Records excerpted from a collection
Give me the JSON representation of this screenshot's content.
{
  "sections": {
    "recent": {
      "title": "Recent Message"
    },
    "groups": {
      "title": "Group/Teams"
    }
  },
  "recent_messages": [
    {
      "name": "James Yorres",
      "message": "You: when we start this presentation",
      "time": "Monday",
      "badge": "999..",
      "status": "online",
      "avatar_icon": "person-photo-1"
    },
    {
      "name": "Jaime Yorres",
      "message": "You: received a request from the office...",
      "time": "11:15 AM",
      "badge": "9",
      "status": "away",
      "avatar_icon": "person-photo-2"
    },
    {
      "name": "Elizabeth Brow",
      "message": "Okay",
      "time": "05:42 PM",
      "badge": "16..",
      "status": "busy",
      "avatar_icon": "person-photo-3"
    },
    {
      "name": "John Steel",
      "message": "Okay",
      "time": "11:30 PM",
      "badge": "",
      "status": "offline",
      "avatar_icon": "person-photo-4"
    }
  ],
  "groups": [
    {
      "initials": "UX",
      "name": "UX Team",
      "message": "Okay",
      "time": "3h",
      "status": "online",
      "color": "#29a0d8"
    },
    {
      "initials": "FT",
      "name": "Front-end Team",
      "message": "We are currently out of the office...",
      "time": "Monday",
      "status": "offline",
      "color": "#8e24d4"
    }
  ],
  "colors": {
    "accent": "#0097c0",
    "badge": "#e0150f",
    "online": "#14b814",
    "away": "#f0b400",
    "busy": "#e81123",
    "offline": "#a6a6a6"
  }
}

* _What is needed_: Only the number is required: the count of lines containing the word "Yorres".

* _Full answer_: 2